— Task details —
Your task is to print all of the material verbatim.

===== Exercise inputs =====

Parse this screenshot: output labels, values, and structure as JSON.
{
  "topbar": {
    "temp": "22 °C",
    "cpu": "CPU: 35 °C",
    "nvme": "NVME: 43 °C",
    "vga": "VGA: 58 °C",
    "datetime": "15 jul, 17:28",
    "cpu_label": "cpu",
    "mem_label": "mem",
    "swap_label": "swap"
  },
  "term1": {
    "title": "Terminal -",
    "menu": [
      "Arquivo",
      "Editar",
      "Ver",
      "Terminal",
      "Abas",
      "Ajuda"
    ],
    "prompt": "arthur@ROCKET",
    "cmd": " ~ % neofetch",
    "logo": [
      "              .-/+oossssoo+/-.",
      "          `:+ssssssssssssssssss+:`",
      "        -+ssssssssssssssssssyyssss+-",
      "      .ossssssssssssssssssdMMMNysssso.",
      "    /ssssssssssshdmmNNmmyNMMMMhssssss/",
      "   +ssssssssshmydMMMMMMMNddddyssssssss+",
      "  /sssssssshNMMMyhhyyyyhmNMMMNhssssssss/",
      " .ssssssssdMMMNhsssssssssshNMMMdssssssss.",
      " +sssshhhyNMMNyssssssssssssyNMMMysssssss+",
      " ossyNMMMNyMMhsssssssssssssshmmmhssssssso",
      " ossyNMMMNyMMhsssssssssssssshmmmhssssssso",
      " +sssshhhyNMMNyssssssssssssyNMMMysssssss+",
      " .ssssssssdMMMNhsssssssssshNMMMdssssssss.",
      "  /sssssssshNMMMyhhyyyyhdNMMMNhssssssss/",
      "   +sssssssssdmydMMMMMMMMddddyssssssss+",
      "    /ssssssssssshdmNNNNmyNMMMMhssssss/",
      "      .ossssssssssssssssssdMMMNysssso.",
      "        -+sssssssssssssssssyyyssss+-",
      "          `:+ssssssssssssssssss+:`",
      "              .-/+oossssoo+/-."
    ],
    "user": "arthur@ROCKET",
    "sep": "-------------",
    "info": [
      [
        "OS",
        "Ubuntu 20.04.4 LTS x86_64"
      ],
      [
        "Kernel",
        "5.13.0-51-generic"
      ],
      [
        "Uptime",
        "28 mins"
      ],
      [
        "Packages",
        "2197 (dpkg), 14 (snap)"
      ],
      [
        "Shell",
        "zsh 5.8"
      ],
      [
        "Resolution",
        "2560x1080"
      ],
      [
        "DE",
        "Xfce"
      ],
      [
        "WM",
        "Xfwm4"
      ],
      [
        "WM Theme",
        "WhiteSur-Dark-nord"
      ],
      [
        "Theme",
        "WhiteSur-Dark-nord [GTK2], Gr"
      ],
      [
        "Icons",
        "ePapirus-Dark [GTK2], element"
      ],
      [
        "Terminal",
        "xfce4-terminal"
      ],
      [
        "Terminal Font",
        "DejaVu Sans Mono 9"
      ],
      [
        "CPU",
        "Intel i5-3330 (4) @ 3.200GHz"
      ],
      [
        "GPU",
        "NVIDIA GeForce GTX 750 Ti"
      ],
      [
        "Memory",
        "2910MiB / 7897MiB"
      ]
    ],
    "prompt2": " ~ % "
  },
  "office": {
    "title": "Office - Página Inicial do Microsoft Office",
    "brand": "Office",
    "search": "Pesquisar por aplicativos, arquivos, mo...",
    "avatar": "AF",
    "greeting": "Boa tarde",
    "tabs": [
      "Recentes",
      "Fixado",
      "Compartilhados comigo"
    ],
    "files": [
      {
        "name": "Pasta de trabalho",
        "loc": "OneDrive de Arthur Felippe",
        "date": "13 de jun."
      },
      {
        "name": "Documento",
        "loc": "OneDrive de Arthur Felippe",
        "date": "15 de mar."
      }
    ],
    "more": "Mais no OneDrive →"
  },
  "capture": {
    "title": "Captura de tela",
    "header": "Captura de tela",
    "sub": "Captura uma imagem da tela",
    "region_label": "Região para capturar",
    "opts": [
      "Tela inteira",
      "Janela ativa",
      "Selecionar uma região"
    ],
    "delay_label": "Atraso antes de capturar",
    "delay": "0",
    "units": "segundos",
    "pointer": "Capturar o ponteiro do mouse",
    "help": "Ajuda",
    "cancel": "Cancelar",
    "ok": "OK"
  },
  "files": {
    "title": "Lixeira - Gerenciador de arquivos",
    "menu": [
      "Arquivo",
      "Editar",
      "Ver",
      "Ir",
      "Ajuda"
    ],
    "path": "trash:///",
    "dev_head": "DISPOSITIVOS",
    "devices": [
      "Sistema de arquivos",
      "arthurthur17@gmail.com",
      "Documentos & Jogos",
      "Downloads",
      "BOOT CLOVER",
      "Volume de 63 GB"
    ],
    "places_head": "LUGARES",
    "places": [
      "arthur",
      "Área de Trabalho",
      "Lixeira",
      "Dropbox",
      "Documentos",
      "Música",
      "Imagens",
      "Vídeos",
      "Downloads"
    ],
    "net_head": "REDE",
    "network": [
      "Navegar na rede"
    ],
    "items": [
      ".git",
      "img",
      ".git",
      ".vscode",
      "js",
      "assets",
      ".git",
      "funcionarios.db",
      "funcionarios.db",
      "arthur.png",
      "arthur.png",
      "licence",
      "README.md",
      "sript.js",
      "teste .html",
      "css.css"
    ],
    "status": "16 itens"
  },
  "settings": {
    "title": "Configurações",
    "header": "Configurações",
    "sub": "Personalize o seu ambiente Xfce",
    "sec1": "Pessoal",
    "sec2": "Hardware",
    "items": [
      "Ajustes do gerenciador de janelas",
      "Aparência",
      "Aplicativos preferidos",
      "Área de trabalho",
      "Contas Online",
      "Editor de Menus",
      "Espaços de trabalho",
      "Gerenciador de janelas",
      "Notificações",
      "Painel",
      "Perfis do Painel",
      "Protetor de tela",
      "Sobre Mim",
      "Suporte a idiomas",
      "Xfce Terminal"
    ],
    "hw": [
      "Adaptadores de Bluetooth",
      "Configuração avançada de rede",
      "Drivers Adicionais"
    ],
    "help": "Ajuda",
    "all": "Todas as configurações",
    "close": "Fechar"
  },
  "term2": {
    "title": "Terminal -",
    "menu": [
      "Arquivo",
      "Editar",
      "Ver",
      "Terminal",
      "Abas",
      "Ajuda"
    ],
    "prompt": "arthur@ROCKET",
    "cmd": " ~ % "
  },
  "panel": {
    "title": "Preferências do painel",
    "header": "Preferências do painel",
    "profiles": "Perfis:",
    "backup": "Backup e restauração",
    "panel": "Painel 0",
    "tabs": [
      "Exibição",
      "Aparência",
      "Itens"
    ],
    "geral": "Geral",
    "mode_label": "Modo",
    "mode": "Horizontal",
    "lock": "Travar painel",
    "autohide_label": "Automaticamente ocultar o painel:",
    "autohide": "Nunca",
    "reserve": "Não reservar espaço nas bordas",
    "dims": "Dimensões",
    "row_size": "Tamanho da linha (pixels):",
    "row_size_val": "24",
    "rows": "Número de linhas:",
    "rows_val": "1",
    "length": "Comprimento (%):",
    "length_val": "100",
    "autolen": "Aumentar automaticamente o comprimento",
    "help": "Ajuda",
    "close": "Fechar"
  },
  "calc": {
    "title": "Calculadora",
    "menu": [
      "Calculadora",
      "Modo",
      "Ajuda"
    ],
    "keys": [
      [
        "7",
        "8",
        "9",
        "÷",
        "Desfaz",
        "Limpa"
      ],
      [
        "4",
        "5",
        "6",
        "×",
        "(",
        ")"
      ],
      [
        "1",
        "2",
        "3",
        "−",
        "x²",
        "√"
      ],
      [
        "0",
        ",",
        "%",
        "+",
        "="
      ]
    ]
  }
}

=====

— Task result —
Parse this screenshot: output labels, values, and structure as JSON.
{
  "topbar": {
    "temp": "22 °C",
    "cpu": "CPU: 35 °C",
    "nvme": "NVME: 43 °C",
    "vga": "VGA: 58 °C",
    "datetime": "15 jul, 17:28",
    "cpu_label": "cpu",
    "mem_label": "mem",
    "swap_label": "swap"
  },
  "term1": {
    "title": "Terminal -",
    "menu": [
      "Arquivo",
      "Editar",
      "Ver",
      "Terminal",
      "Abas",
      "Ajuda"
    ],
    "prompt": "arthur@ROCKET",
    "cmd": " ~ % neofetch",
    "logo": [
      "              .-/+oossssoo+/-.",
      "          `:+ssssssssssssssssss+:`",
      "        -+ssssssssssssssssssyyssss+-",
      "      .ossssssssssssssssssdMMMNysssso.",
      "    /ssssssssssshdmmNNmmyNMMMMhssssss/",
      "   +ssssssssshmydMMMMMMMNddddyssssssss+",
      "  /sssssssshNMMMyhhyyyyhmNMMMNhssssssss/",
      " .ssssssssdMMMNhsssssssssshNMMMdssssssss.",
      " +sssshhhyNMMNyssssssssssssyNMMMysssssss+",
      " ossyNMMMNyMMhsssssssssssssshmmmhssssssso",
      " ossyNMMMNyMMhsssssssssssssshmmmhssssssso",
      " +sssshhhyNMMNyssssssssssssyNMMMysssssss+",
      " .ssssssssdMMMNhsssssssssshNMMMdssssssss.",
      "  /sssssssshNMMMyhhyyyyhdNMMMNhssssssss/",
      "   +sssssssssdmydMMMMMMMMddddyssssssss+",
      "    /ssssssssssshdmNNNNmyNMMMMhssssss/",
      "      .ossssssssssssssssssdMMMNysssso.",
      "        -+sssssssssssssssssyyyssss+-",
      "          `:+ssssssssssssssssss+:`",
      "              .-/+oossssoo+/-."
    ],
    "user": "arthur@ROCKET",
    "sep": "-------------",
    "info": [
      [
        "OS",
        "Ubuntu 20.04.4 LTS x86_64"
      ],
      [
        "Kernel",
        "5.13.0-51-generic"
      ],
      [
        "Uptime",
        "28 mins"
      ],
      [
        "Packages",
        "2197 (dpkg), 14 (snap)"
      ],
      [
        "Shell",
        "zsh 5.8"
      ],
      [
        "Resolution",
        "2560x1080"
      ],
      [
        "DE",
        "Xfce"
      ],
      [
        "WM",
        "Xfwm4"
      ],
      [
        "WM Theme",
        "WhiteSur-Dark-nord"
      ],
      [
        "Theme",
        "WhiteSur-Dark-nord [GTK2], Gr"
      ],
      [
        "Icons",
        "ePapirus-Dark [GTK2], element"
      ],
      [
        "Terminal",
        "xfce4-terminal"
      ],
      [
        "Terminal Font",
        "DejaVu Sans Mono 9"
      ],
      [
        "CPU",
        "Intel i5-3330 (4) @ 3.200GHz"
      ],
      [
        "GPU",
        "NVIDIA GeForce GTX 750 Ti"
      ],
      [
        "Memory",
        "2910MiB / 7897MiB"
      ]
    ],
    "prompt2": " ~ % "
  },
  "office": {
    "title": "Office - Página Inicial do Microsoft Office",
    "brand": "Office",
    "search": "Pesquisar por aplicativos, arquivos, mo...",
    "avatar": "AF",
    "greeting": "Boa tarde",
    "tabs": [
      "Recentes",
      "Fixado",
      "Compartilhados comigo"
    ],
    "files": [
      {
        "name": "Pasta de trabalho",
        "loc": "OneDrive de Arthur Felippe",
        "date": "13 de jun."
      },
      {
        "name": "Documento",
        "loc": "OneDrive de Arthur Felippe",
        "date": "15 de mar."
      }
    ],
    "more": "Mais no OneDrive →"
  },
  "capture": {
    "title": "Captura de tela",
    "header": "Captura de tela",
    "sub": "Captura uma imagem da tela",
    "region_label": "Região para capturar",
    "opts": [
      "Tela inteira",
      "Janela ativa",
      "Selecionar uma região"
    ],
    "delay_label": "Atraso antes de capturar",
    "delay": "0",
    "units": "segundos",
    "pointer": "Capturar o ponteiro do mouse",
    "help": "Ajuda",
    "cancel": "Cancelar",
    "ok": "OK"
  },
  "files": {
    "title": "Lixeira - Gerenciador de arquivos",
    "menu": [
      "Arquivo",
      "Editar",
      "Ver",
      "Ir",
      "Ajuda"
    ],
    "path": "trash:///",
    "dev_head": "DISPOSITIVOS",
    "devices": [
      "Sistema de arquivos",
      "arthurthur17@gmail.com",
      "Documentos & Jogos",
      "Downloads",
      "BOOT CLOVER",
      "Volume de 63 GB"
    ],
    "places_head": "LUGARES",
    "places": [
      "arthur",
      "Área de Trabalho",
      "Lixeira",
      "Dropbox",
      "Documentos",
      "Música",
      "Imagens",
      "Vídeos",
      "Downloads"
    ],
    "net_head": "REDE",
    "network": [
      "Navegar na rede"
    ],
    "items": [
      ".git",
      "img",
      ".git",
      ".vscode",
      "js",
      "assets",
      ".git",
      "funcionarios.db",
      "funcionarios.db",
      "arthur.png",
      "arthur.png",
      "licence",
      "README.md",
      "sript.js",
      "teste .html",
      "css.css"
    ],
    "status": "16 itens"
  },
  "settings": {
    "title": "Configurações",
    "header": "Configurações",
    "sub": "Personalize o seu ambiente Xfce",
    "sec1": "Pessoal",
    "sec2": "Hardware",
    "items": [
      "Ajustes do gerenciador de janelas",
      "Aparência",
      "Aplicativos preferidos",
      "Área de trabalho",
      "Contas Online",
      "Editor de Menus",
      "Espaços de trabalho",
      "Gerenciador de janelas",
      "Notificações",
      "Painel",
      "Perfis do Painel",
      "Protetor de tela",
      "Sobre Mim",
      "Suporte a idiomas",
      "Xfce Terminal"
    ],
    "hw": [
      "Adaptadores de Bluetooth",
      "Configuração avançada de rede",
      "Drivers Adicionais"
    ],
    "help": "Ajuda",
    "all": "Todas as configurações",
    "close": "Fechar"
  },
  "term2": {
    "title": "Terminal -",
    "menu": [
      "Arquivo",
      "Editar",
      "Ver",
      "Terminal",
      "Abas",
      "Ajuda"
    ],
    "prompt": "arthur@ROCKET",
    "cmd": " ~ % "
  },
  "panel": {
    "title": "Preferências do painel",
    "header": "Preferências do painel",
    "profiles": "Perfis:",
    "backup": "Backup e restauração",
    "panel": "Painel 0",
    "tabs": [
      "Exibição",
      "Aparência",
      "Itens"
    ],
    "geral": "Geral",
    "mode_label": "Modo",
    "mode": "Horizontal",
    "lock": "Travar painel",
    "autohide_label": "Automaticamente ocultar o painel:",
    "autohide": "Nunca",
    "reserve": "Não reservar espaço nas bordas",
    "dims": "Dimensões",
    "row_size": "Tamanho da linha (pixels):",
    "row_size_val": "24",
    "rows": "Número de linhas:",
    "rows_val": "1",
    "length": "Comprimento (%):",
    "length_val": "100",
    "autolen": "Aumentar automaticamente o comprimento",
    "help": "Ajuda",
    "close": "Fechar"
  },
  "calc": {
    "title": "Calculadora",
    "menu": [
      "Calculadora",
      "Modo",
      "Ajuda"
    ],
    "keys": [
      [
        "7",
        "8",
        "9",
        "÷",
        "Desfaz",
        "Limpa"
      ],
      [
        "4",
        "5",
        "6",
        "×",
        "(",
        ")"
      ],
      [
        "1",
        "2",
        "3",
        "−",
        "x²",
        "√"
      ],
      [
        "0",
        ",",
        "%",
        "+",
        "="
      ]
    ]
  }
}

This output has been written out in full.